* _What to produce_: Gather all lines with the word "Lequid" in them.
>>>
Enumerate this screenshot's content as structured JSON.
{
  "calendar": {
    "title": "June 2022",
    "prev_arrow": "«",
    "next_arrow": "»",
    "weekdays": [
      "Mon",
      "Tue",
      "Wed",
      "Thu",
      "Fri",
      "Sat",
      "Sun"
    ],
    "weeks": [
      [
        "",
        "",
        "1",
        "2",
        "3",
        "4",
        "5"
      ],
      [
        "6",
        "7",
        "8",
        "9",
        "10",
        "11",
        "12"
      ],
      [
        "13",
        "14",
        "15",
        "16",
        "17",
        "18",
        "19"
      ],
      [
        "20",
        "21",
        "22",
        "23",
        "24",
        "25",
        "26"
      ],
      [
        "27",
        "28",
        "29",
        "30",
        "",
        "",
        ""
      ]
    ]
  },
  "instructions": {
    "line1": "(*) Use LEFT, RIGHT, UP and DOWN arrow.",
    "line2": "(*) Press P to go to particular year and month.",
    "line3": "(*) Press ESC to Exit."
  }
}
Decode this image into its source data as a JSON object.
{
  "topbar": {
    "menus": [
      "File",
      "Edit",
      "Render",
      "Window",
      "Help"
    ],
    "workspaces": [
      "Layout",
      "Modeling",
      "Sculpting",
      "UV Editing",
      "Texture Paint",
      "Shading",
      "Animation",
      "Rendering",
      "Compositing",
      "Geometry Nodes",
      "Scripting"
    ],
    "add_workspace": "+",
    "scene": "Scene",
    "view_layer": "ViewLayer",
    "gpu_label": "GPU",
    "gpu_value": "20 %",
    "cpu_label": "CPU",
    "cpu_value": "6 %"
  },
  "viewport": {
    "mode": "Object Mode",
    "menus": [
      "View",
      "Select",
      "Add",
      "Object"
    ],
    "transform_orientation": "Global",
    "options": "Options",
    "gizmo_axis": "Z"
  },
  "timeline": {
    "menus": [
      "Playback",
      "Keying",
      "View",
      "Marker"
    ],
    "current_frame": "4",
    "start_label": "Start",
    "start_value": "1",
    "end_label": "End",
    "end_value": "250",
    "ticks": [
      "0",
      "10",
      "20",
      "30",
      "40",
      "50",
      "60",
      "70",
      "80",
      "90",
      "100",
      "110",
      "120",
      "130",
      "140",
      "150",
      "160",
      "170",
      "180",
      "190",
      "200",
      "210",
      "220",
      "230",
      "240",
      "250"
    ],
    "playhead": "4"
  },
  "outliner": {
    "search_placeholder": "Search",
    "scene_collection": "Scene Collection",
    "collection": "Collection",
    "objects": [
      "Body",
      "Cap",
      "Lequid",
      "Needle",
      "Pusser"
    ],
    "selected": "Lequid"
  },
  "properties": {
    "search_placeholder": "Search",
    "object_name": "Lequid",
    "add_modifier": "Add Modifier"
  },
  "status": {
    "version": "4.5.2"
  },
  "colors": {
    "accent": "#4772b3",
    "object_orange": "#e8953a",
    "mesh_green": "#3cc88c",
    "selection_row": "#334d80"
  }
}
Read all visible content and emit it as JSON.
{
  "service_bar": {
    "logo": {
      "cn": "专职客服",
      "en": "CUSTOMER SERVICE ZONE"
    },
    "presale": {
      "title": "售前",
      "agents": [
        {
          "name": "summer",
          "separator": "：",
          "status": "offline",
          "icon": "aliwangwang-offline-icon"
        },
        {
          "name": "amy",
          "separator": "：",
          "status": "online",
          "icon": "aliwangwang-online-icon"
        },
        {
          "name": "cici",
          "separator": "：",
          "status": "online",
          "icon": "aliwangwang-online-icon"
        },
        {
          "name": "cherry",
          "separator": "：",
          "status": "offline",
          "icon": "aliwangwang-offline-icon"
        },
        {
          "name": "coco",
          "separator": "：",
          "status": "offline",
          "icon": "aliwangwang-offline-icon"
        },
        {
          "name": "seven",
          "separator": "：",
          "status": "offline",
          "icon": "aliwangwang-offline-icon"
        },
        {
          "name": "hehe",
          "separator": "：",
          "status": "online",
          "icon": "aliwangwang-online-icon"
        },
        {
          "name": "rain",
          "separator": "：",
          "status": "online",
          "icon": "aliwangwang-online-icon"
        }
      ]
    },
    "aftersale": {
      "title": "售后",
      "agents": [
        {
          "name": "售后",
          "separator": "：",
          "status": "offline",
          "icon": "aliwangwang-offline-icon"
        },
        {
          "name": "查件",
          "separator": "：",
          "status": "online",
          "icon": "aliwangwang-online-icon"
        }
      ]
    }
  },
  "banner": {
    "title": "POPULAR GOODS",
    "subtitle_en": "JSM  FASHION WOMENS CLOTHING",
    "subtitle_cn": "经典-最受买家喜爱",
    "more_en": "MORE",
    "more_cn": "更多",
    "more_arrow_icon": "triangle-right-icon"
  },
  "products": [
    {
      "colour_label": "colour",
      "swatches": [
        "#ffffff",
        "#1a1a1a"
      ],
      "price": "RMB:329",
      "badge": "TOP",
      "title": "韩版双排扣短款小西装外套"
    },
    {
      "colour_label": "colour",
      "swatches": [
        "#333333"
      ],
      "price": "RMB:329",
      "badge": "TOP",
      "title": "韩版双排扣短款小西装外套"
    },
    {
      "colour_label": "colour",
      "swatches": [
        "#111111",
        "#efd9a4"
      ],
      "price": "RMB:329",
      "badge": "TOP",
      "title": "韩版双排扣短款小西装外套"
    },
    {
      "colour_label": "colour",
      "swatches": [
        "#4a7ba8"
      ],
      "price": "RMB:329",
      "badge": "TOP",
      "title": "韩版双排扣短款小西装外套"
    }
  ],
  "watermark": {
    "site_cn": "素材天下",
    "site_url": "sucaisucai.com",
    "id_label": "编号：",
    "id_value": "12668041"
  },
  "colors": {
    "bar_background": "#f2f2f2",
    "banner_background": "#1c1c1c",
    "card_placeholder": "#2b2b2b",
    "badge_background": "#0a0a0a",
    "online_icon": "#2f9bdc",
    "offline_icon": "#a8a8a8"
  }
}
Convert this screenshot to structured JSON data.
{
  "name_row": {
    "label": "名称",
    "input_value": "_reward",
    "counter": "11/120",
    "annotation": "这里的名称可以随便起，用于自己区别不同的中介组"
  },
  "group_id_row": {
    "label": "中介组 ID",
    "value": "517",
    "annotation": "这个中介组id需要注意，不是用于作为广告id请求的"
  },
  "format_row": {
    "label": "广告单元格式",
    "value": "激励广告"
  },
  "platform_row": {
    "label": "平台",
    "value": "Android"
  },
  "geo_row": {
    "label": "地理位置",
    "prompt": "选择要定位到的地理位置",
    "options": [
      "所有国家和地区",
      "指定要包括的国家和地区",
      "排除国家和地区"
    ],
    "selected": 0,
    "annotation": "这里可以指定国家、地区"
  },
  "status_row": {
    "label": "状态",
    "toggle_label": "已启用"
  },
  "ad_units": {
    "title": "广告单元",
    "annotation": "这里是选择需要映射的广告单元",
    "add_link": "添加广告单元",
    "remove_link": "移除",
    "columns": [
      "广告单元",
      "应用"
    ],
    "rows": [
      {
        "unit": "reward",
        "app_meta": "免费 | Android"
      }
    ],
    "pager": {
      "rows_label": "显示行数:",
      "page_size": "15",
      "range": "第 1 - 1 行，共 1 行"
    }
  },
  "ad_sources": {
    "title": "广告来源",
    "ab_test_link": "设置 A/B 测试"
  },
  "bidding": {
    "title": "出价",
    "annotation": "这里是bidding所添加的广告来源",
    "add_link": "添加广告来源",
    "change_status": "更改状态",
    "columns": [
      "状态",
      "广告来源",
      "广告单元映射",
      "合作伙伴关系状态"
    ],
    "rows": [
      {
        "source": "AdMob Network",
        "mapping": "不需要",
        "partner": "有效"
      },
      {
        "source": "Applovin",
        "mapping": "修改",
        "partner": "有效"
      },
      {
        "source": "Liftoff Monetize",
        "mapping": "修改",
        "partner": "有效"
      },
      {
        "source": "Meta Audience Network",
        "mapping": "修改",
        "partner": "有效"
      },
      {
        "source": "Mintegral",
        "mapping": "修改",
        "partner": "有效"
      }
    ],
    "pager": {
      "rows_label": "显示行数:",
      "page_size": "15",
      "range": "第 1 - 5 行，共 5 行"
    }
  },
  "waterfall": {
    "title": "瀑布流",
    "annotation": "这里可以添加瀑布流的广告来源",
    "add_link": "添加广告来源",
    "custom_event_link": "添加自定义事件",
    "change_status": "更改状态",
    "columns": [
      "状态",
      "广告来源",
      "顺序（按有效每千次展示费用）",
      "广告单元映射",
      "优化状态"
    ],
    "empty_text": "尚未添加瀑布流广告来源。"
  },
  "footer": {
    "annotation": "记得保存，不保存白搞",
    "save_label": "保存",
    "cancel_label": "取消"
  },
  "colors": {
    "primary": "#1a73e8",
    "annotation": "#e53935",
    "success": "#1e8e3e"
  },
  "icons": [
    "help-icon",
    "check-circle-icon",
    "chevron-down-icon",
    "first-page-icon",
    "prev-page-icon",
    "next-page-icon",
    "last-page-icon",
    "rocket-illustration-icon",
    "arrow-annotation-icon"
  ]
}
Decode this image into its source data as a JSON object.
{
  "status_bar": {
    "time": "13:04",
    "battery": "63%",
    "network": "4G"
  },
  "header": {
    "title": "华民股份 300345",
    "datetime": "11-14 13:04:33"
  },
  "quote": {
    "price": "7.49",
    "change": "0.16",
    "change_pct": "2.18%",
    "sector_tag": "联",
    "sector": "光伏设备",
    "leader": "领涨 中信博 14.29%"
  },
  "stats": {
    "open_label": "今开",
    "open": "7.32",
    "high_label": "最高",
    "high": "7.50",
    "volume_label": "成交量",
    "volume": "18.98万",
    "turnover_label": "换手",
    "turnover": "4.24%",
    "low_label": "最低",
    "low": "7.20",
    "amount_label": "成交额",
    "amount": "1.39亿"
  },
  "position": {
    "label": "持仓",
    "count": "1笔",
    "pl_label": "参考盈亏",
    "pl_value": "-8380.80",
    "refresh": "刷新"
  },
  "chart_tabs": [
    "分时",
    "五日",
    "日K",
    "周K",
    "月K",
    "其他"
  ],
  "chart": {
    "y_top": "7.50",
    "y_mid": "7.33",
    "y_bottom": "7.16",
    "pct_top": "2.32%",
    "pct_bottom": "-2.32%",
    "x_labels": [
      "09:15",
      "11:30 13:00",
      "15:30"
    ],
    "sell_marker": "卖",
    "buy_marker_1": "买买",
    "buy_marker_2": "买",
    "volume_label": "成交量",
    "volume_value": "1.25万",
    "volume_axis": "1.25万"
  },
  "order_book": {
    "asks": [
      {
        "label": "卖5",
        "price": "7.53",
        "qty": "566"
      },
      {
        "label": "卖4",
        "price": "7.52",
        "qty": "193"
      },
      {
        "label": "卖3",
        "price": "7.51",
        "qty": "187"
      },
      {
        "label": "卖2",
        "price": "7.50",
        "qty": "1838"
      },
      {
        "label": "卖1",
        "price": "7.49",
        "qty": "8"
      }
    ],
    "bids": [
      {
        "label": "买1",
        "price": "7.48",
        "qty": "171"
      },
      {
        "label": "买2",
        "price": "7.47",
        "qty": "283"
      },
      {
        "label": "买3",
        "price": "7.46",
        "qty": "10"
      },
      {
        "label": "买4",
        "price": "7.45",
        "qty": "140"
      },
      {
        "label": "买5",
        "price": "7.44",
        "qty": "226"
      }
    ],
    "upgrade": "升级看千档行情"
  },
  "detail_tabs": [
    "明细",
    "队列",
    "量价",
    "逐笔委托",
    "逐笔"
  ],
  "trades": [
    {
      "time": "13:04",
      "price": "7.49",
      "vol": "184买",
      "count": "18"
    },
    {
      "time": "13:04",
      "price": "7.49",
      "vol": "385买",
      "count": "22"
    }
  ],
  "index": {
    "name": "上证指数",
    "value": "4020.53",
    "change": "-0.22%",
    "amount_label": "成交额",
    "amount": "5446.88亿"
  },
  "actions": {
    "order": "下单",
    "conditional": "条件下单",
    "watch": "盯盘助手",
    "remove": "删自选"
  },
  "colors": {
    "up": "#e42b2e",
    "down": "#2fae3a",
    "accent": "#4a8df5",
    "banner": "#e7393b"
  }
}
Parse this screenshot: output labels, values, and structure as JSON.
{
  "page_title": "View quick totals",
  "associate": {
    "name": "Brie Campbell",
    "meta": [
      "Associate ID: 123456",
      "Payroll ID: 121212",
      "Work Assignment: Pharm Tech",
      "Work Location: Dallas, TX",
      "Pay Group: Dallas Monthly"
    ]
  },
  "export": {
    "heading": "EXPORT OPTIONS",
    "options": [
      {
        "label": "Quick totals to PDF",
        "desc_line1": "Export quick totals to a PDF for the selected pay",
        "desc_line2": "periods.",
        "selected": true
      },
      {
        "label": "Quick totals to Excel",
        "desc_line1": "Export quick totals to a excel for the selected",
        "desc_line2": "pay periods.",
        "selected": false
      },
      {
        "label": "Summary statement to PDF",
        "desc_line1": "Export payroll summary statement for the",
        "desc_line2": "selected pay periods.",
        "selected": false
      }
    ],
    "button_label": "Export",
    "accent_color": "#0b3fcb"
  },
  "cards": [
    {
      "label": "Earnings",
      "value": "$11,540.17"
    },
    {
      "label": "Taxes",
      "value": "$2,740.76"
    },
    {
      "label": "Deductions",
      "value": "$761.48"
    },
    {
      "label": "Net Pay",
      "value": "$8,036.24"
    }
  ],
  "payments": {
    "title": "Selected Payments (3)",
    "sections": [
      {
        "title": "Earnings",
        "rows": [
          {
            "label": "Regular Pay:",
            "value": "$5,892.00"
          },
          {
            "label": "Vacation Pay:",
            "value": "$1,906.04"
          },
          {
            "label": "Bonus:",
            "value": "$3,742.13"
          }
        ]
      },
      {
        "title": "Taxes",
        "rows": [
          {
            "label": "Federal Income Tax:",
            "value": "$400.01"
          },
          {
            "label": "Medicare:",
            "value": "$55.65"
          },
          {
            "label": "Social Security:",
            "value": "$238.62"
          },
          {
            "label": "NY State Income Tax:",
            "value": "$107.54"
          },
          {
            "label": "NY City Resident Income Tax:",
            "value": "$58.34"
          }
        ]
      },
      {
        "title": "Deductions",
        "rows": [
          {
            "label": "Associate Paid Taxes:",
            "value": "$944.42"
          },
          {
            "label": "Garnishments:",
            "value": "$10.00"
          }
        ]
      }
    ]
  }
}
<<<
* _Solution to this task_:
      "Lequid",
    "selected": "Lequid"
    "object_name": "Lequid",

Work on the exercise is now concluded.